**Required work:**
In the material below, copy word for word the lines from the one with "FancyBboxPatch shape — [109, 161, 211, 176]" to the one with "Text: 06: 06 — [57, 68, 73, 78]", both of those lines included.

**Material:**
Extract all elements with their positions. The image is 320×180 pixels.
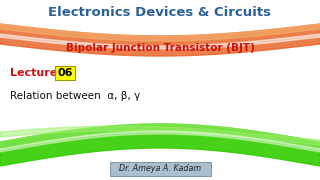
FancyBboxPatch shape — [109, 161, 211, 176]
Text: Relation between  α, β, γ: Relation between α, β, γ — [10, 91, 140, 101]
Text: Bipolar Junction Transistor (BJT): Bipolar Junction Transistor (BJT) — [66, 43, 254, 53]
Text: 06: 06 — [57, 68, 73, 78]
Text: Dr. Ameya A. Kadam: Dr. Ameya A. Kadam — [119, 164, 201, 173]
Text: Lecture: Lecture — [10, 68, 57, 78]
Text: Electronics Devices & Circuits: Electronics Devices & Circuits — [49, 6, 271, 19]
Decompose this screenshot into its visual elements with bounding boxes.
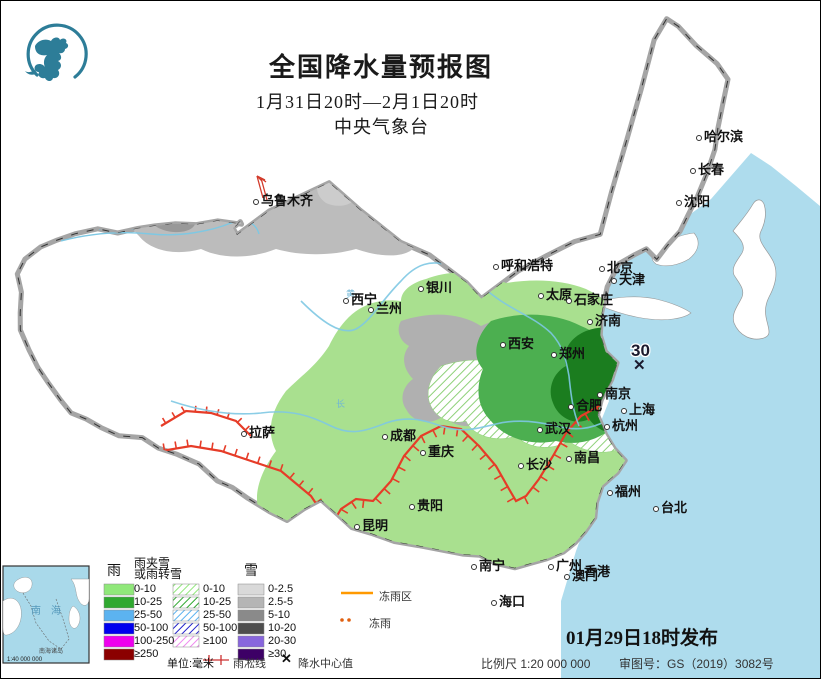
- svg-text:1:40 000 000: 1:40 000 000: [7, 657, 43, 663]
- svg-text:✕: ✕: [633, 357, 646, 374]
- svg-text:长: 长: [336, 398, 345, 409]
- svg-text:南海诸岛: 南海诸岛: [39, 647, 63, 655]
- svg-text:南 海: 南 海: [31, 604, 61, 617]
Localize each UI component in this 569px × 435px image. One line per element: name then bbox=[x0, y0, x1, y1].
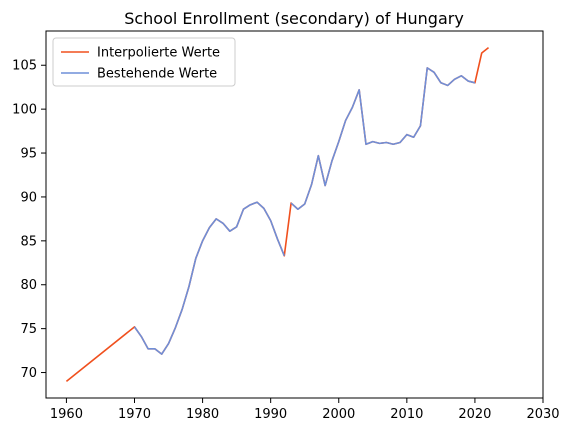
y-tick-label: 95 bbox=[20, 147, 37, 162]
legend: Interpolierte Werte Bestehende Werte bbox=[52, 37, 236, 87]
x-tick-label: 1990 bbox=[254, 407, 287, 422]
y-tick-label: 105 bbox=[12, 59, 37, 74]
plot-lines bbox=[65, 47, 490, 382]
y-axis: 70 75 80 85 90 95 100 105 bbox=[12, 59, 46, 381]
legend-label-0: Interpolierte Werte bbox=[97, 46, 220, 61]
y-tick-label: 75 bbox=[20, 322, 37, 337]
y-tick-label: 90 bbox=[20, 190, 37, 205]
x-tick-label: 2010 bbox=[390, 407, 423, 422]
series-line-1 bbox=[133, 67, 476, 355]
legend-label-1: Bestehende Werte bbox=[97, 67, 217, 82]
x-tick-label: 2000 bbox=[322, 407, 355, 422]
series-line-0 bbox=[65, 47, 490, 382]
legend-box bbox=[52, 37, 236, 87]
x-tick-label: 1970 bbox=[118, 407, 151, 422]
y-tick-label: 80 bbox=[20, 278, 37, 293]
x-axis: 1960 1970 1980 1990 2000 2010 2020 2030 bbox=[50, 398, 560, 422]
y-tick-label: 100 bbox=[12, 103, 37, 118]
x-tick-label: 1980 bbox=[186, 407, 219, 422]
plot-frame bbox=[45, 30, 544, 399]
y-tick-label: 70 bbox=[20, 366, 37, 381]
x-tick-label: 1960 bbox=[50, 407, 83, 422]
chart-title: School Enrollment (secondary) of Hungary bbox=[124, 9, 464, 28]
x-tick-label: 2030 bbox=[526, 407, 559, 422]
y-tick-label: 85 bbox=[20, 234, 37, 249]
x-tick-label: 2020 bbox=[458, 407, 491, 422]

**Task output:**
FancyBboxPatch shape — [109, 161, 211, 176]
Text: Relation between  α, β, γ: Relation between α, β, γ — [10, 91, 140, 101]
Text: Bipolar Junction Transistor (BJT): Bipolar Junction Transistor (BJT) — [66, 43, 254, 53]
Text: 06: 06 — [57, 68, 73, 78]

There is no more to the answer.